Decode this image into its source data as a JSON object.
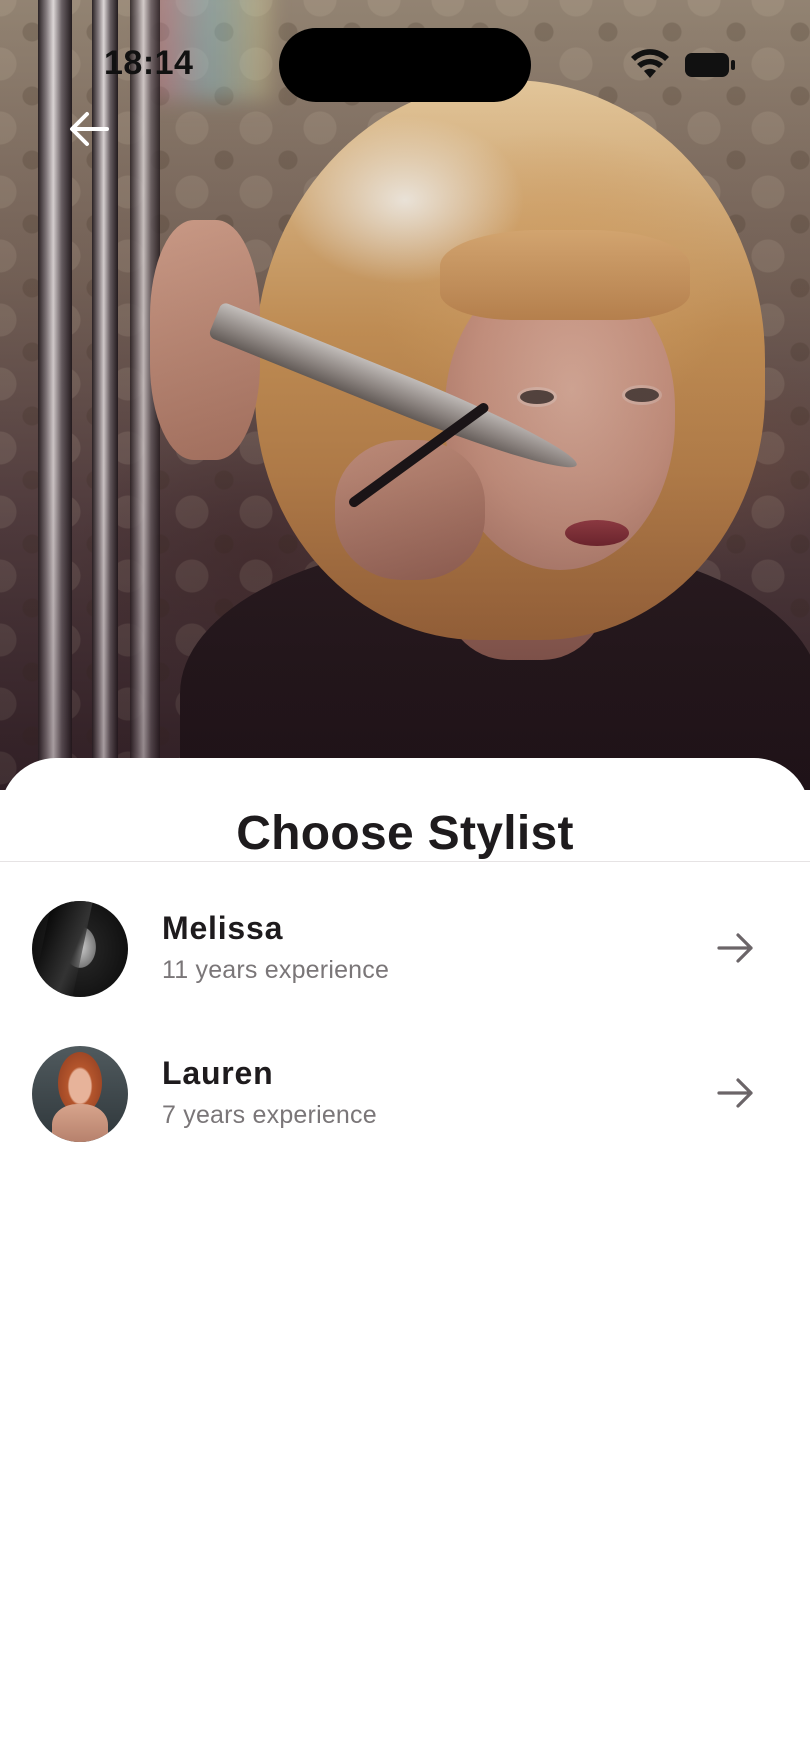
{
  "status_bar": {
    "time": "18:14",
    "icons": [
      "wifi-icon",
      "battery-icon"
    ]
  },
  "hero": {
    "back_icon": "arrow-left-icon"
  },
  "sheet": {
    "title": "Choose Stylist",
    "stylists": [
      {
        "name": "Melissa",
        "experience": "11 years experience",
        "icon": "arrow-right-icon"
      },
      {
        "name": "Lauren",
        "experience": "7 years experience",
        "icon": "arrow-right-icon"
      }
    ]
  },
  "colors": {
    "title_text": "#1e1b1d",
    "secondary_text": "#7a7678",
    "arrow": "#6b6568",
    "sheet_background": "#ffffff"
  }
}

******************************

Print out the lines exactly, skipping any picture.

ANSWER IN FULL
Decode this image into its source data as a JSON object.
{
  "status_bar": {
    "time": "18:14",
    "icons": [
      "wifi-icon",
      "battery-icon"
    ]
  },
  "hero": {
    "back_icon": "arrow-left-icon"
  },
  "sheet": {
    "title": "Choose Stylist",
    "stylists": [
      {
        "name": "Melissa",
        "experience": "11 years experience",
        "icon": "arrow-right-icon"
      },
      {
        "name": "Lauren",
        "experience": "7 years experience",
        "icon": "arrow-right-icon"
      }
    ]
  },
  "colors": {
    "title_text": "#1e1b1d",
    "secondary_text": "#7a7678",
    "arrow": "#6b6568",
    "sheet_background": "#ffffff"
  }
}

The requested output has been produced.